• [REQUEST]
Locate each line below that includes "agenda" and reproduce it.

(Dataset entries)
· · ·

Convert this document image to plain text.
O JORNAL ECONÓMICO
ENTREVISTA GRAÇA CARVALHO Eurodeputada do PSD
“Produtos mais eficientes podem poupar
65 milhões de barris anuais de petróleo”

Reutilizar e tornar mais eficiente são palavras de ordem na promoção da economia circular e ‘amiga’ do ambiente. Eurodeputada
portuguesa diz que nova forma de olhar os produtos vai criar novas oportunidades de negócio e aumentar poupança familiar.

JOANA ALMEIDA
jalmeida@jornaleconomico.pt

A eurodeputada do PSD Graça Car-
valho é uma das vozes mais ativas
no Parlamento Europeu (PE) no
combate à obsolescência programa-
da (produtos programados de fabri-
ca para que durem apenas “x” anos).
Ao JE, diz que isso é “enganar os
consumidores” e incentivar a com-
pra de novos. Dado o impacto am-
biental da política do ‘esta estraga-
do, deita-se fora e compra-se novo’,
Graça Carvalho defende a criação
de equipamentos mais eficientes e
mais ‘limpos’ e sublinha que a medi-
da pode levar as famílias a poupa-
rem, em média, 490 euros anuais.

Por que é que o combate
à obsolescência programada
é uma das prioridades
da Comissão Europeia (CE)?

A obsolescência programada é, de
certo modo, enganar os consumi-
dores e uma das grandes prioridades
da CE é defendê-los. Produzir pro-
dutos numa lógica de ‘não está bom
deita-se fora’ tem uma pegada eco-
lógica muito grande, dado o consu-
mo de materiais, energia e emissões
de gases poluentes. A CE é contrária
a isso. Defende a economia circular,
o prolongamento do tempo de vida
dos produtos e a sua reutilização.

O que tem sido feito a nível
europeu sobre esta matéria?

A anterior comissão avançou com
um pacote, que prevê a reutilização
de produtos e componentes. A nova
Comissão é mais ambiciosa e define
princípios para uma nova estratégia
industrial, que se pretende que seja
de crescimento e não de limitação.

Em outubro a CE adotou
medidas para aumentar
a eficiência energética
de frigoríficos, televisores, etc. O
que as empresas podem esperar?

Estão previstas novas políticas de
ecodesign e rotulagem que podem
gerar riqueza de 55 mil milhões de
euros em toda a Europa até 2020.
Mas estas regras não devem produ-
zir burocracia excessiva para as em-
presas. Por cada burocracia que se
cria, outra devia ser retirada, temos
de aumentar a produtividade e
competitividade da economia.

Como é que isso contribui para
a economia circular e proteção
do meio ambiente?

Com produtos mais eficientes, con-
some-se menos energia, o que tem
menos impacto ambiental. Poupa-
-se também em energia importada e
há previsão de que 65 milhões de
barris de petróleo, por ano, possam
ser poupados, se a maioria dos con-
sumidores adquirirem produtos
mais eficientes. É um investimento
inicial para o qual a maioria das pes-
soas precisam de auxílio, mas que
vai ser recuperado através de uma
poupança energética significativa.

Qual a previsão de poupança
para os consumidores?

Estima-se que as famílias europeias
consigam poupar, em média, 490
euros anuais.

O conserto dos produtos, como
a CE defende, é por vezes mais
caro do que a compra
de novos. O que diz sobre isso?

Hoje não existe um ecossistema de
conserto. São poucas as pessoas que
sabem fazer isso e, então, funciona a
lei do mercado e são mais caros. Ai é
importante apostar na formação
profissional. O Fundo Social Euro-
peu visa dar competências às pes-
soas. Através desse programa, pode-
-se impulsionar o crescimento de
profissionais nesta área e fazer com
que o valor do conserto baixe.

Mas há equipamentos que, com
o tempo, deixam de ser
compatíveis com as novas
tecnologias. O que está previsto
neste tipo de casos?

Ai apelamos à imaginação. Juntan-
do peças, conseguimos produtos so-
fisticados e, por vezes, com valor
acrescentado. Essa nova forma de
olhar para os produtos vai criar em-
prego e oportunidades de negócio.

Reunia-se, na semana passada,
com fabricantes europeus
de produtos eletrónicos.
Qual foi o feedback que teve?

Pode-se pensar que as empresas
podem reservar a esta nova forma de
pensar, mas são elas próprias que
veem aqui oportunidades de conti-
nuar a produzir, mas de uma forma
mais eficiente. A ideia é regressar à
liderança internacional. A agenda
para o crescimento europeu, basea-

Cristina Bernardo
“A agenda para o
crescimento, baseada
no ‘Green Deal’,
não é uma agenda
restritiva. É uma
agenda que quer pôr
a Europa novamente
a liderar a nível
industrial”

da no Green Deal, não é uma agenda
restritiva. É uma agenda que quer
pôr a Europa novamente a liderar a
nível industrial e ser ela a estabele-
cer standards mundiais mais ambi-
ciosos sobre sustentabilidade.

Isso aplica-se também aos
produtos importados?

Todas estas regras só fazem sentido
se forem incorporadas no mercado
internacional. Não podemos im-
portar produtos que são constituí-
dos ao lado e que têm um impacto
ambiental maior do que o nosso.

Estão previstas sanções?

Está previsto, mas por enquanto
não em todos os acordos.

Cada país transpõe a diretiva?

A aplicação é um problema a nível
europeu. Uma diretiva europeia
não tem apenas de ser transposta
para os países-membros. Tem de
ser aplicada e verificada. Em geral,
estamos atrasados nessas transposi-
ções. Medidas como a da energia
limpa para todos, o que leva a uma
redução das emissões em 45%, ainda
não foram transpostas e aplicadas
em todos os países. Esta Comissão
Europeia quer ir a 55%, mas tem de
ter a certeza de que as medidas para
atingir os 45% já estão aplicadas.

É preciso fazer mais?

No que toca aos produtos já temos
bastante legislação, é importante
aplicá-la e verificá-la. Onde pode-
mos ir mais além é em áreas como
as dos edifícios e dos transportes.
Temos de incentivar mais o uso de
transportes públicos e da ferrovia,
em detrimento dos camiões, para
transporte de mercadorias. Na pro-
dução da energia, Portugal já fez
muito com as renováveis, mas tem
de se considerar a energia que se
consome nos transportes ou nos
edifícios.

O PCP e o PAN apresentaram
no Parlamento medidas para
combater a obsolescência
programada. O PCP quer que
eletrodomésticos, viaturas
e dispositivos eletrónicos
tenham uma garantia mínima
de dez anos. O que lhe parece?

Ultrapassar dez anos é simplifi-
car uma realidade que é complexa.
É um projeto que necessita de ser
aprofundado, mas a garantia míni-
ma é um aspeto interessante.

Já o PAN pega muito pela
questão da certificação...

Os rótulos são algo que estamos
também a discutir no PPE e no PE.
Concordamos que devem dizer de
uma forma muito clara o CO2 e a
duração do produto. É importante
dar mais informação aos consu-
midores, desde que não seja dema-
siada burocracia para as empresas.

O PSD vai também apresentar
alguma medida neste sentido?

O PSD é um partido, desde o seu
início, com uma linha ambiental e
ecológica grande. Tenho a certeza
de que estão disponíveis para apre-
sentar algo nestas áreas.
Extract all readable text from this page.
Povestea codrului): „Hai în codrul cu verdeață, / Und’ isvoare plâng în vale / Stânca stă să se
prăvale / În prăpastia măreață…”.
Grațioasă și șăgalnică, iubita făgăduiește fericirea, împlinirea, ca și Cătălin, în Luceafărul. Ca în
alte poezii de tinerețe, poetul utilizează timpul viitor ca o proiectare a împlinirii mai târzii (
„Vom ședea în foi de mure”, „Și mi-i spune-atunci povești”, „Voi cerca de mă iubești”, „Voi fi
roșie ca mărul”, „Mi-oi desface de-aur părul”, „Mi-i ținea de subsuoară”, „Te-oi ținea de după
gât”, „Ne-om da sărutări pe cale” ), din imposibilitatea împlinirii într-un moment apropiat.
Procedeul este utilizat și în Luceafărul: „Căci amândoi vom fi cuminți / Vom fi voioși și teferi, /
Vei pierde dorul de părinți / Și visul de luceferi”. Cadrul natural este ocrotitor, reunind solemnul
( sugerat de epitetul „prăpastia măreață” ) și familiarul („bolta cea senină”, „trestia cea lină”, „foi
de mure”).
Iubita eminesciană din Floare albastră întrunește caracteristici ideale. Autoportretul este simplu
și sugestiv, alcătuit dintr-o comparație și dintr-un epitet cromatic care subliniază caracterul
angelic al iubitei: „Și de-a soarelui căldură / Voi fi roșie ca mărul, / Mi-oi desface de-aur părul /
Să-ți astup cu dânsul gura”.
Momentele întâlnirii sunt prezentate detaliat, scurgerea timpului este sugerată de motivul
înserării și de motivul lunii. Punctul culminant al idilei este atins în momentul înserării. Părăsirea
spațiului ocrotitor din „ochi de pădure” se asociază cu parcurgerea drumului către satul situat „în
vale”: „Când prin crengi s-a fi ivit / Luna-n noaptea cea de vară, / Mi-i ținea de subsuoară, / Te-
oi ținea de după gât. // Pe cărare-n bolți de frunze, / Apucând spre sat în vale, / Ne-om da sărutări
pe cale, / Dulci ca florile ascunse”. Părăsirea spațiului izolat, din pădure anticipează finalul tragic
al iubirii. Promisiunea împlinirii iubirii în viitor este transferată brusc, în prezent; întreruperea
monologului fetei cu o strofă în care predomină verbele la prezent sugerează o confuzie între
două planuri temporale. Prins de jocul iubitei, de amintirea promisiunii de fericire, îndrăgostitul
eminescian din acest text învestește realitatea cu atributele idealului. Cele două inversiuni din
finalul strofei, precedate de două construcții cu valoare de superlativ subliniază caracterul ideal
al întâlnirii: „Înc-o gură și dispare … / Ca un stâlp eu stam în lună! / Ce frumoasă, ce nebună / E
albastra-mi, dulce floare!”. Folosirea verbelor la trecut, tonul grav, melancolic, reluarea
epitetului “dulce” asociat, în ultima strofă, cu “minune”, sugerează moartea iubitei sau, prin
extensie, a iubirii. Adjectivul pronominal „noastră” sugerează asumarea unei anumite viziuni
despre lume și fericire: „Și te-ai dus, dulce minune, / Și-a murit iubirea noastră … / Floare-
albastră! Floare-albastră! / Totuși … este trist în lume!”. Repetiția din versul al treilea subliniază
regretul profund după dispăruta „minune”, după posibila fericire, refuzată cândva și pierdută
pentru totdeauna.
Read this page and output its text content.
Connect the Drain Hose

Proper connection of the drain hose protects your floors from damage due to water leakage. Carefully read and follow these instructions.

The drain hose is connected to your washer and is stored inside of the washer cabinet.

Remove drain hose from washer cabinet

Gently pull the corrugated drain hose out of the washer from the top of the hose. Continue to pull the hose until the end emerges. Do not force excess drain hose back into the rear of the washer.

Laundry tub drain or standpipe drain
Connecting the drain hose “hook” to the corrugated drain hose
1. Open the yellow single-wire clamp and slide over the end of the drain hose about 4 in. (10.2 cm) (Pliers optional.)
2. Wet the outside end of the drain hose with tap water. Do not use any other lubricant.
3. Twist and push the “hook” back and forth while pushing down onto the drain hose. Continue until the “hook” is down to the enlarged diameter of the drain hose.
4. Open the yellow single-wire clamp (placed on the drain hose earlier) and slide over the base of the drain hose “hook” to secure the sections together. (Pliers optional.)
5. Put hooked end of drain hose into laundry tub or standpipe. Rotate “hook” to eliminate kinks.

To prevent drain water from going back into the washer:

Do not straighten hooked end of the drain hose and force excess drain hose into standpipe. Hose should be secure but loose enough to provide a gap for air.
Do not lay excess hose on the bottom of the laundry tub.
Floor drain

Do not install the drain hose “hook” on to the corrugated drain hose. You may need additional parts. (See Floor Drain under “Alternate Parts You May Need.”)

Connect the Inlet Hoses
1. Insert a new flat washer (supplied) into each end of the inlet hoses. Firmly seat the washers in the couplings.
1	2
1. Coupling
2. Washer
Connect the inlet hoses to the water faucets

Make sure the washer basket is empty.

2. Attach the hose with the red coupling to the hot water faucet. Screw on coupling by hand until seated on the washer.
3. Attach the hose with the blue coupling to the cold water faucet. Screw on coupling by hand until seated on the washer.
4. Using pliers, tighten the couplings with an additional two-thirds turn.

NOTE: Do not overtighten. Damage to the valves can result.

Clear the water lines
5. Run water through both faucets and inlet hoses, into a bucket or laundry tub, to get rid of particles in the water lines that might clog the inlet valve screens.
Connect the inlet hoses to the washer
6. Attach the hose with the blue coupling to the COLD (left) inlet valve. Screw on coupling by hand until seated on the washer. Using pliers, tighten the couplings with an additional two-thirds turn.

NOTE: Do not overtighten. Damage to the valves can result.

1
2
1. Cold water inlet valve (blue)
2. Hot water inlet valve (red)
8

· · ·

• [CORRECT ANSWER]
liderança internacional. A agenda
“A agenda para o
não é uma agenda
agenda que quer pôr
da no Green Deal, não é uma agenda
restritiva. É uma agenda que quer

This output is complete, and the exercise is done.